→ Figure data in JSON

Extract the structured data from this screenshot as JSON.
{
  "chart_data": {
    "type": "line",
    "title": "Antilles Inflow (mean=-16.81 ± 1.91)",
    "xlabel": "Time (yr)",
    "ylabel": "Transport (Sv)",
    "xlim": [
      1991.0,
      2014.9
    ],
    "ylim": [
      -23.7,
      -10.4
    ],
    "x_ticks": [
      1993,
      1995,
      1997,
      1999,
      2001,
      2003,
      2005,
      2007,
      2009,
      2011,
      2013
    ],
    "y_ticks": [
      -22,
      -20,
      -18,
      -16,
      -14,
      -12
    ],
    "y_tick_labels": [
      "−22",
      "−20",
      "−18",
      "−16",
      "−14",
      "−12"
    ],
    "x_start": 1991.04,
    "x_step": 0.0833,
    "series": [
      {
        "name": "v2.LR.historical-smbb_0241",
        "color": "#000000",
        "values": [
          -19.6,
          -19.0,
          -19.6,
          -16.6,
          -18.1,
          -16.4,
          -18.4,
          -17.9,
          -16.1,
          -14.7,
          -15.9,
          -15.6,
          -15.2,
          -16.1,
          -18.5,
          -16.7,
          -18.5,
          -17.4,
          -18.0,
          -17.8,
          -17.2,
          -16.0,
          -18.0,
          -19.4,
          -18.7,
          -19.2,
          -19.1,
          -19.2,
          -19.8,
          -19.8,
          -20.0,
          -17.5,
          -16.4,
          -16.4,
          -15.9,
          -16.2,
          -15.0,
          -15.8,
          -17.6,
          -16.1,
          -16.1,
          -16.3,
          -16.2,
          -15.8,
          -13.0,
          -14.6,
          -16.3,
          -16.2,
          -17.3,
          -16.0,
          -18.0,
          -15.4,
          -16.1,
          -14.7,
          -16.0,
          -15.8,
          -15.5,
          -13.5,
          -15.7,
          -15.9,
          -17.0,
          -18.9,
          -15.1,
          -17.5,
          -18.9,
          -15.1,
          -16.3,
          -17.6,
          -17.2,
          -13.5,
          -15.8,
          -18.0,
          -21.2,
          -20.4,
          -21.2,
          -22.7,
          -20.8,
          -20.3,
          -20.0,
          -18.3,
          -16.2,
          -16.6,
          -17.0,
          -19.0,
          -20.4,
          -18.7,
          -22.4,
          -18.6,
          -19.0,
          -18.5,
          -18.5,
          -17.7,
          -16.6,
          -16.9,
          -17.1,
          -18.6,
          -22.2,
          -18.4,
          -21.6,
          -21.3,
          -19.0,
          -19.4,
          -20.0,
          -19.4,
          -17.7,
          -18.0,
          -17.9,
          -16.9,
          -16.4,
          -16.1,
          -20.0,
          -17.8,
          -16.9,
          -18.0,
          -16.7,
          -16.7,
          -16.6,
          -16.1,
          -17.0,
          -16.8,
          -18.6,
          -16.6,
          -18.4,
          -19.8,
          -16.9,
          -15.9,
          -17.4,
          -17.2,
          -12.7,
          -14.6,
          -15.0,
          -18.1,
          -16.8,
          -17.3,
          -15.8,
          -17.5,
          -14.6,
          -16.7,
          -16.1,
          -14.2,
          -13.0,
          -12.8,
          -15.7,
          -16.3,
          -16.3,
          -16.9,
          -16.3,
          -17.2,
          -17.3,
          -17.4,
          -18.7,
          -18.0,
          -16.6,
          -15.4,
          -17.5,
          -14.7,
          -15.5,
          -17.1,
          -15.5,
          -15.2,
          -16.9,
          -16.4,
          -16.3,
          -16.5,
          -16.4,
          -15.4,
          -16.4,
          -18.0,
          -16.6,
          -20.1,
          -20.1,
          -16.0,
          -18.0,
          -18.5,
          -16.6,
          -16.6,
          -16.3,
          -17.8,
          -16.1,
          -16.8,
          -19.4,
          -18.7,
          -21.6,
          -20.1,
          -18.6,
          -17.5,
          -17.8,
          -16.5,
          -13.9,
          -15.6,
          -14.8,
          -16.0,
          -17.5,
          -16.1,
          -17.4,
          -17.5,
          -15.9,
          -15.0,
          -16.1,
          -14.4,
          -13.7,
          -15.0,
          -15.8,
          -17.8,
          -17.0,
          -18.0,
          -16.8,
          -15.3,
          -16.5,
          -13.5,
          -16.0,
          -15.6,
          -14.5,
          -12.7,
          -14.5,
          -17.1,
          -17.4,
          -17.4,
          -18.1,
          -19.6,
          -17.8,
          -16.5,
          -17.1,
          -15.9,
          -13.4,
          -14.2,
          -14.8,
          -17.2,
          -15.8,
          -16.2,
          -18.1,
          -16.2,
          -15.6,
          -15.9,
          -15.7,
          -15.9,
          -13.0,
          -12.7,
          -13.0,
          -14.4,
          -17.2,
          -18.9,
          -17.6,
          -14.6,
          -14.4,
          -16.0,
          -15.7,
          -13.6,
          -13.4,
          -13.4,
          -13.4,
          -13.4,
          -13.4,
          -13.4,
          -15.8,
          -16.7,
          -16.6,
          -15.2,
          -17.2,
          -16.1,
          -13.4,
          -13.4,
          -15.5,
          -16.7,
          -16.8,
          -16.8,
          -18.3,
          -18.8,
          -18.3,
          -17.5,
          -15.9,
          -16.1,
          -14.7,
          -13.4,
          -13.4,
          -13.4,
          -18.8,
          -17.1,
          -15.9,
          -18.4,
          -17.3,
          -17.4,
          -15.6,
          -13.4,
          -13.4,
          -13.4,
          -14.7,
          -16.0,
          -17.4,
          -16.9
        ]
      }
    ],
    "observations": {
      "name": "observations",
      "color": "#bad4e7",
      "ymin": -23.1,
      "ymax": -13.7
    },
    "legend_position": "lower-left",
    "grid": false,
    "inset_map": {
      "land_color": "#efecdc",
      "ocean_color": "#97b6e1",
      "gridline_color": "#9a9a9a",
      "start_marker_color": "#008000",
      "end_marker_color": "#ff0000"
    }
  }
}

→ Goal of the exercise
Write out every line from the records above, word for word.

→ Answer to the problem
Extract the structured data from this screenshot as JSON.
{
  "chart_data": {
    "type": "line",
    "title": "Antilles Inflow (mean=-16.81 ± 1.91)",
    "xlabel": "Time (yr)",
    "ylabel": "Transport (Sv)",
    "xlim": [
      1991.0,
      2014.9
    ],
    "ylim": [
      -23.7,
      -10.4
    ],
    "x_ticks": [
      1993,
      1995,
      1997,
      1999,
      2001,
      2003,
      2005,
      2007,
      2009,
      2011,
      2013
    ],
    "y_ticks": [
      -22,
      -20,
      -18,
      -16,
      -14,
      -12
    ],
    "y_tick_labels": [
      "−22",
      "−20",
      "−18",
      "−16",
      "−14",
      "−12"
    ],
    "x_start": 1991.04,
    "x_step": 0.0833,
    "series": [
      {
        "name": "v2.LR.historical-smbb_0241",
        "color": "#000000",
        "values": [
          -19.6,
          -19.0,
          -19.6,
          -16.6,
          -18.1,
          -16.4,
          -18.4,
          -17.9,
          -16.1,
          -14.7,
          -15.9,
          -15.6,
          -15.2,
          -16.1,
          -18.5,
          -16.7,
          -18.5,
          -17.4,
          -18.0,
          -17.8,
          -17.2,
          -16.0,
          -18.0,
          -19.4,
          -18.7,
          -19.2,
          -19.1,
          -19.2,
          -19.8,
          -19.8,
          -20.0,
          -17.5,
          -16.4,
          -16.4,
          -15.9,
          -16.2,
          -15.0,
          -15.8,
          -17.6,
          -16.1,
          -16.1,
          -16.3,
          -16.2,
          -15.8,
          -13.0,
          -14.6,
          -16.3,
          -16.2,
          -17.3,
          -16.0,
          -18.0,
          -15.4,
          -16.1,
          -14.7,
          -16.0,
          -15.8,
          -15.5,
          -13.5,
          -15.7,
          -15.9,
          -17.0,
          -18.9,
          -15.1,
          -17.5,
          -18.9,
          -15.1,
          -16.3,
          -17.6,
          -17.2,
          -13.5,
          -15.8,
          -18.0,
          -21.2,
          -20.4,
          -21.2,
          -22.7,
          -20.8,
          -20.3,
          -20.0,
          -18.3,
          -16.2,
          -16.6,
          -17.0,
          -19.0,
          -20.4,
          -18.7,
          -22.4,
          -18.6,
          -19.0,
          -18.5,
          -18.5,
          -17.7,
          -16.6,
          -16.9,
          -17.1,
          -18.6,
          -22.2,
          -18.4,
          -21.6,
          -21.3,
          -19.0,
          -19.4,
          -20.0,
          -19.4,
          -17.7,
          -18.0,
          -17.9,
          -16.9,
          -16.4,
          -16.1,
          -20.0,
          -17.8,
          -16.9,
          -18.0,
          -16.7,
          -16.7,
          -16.6,
          -16.1,
          -17.0,
          -16.8,
          -18.6,
          -16.6,
          -18.4,
          -19.8,
          -16.9,
          -15.9,
          -17.4,
          -17.2,
          -12.7,
          -14.6,
          -15.0,
          -18.1,
          -16.8,
          -17.3,
          -15.8,
          -17.5,
          -14.6,
          -16.7,
          -16.1,
          -14.2,
          -13.0,
          -12.8,
          -15.7,
          -16.3,
          -16.3,
          -16.9,
          -16.3,
          -17.2,
          -17.3,
          -17.4,
          -18.7,
          -18.0,
          -16.6,
          -15.4,
          -17.5,
          -14.7,
          -15.5,
          -17.1,
          -15.5,
          -15.2,
          -16.9,
          -16.4,
          -16.3,
          -16.5,
          -16.4,
          -15.4,
          -16.4,
          -18.0,
          -16.6,
          -20.1,
          -20.1,
          -16.0,
          -18.0,
          -18.5,
          -16.6,
          -16.6,
          -16.3,
          -17.8,
          -16.1,
          -16.8,
          -19.4,
          -18.7,
          -21.6,
          -20.1,
          -18.6,
          -17.5,
          -17.8,
          -16.5,
          -13.9,
          -15.6,
          -14.8,
          -16.0,
          -17.5,
          -16.1,
          -17.4,
          -17.5,
          -15.9,
          -15.0,
          -16.1,
          -14.4,
          -13.7,
          -15.0,
          -15.8,
          -17.8,
          -17.0,
          -18.0,
          -16.8,
          -15.3,
          -16.5,
          -13.5,
          -16.0,
          -15.6,
          -14.5,
          -12.7,
          -14.5,
          -17.1,
          -17.4,
          -17.4,
          -18.1,
          -19.6,
          -17.8,
          -16.5,
          -17.1,
          -15.9,
          -13.4,
          -14.2,
          -14.8,
          -17.2,
          -15.8,
          -16.2,
          -18.1,
          -16.2,
          -15.6,
          -15.9,
          -15.7,
          -15.9,
          -13.0,
          -12.7,
          -13.0,
          -14.4,
          -17.2,
          -18.9,
          -17.6,
          -14.6,
          -14.4,
          -16.0,
          -15.7,
          -13.6,
          -13.4,
          -13.4,
          -13.4,
          -13.4,
          -13.4,
          -13.4,
          -15.8,
          -16.7,
          -16.6,
          -15.2,
          -17.2,
          -16.1,
          -13.4,
          -13.4,
          -15.5,
          -16.7,
          -16.8,
          -16.8,
          -18.3,
          -18.8,
          -18.3,
          -17.5,
          -15.9,
          -16.1,
          -14.7,
          -13.4,
          -13.4,
          -13.4,
          -18.8,
          -17.1,
          -15.9,
          -18.4,
          -17.3,
          -17.4,
          -15.6,
          -13.4,
          -13.4,
          -13.4,
          -14.7,
          -16.0,
          -17.4,
          -16.9
        ]
      }
    ],
    "observations": {
      "name": "observations",
      "color": "#bad4e7",
      "ymin": -23.1,
      "ymax": -13.7
    },
    "legend_position": "lower-left",
    "grid": false,
    "inset_map": {
      "land_color": "#efecdc",
      "ocean_color": "#97b6e1",
      "gridline_color": "#9a9a9a",
      "start_marker_color": "#008000",
      "end_marker_color": "#ff0000"
    }
  }
}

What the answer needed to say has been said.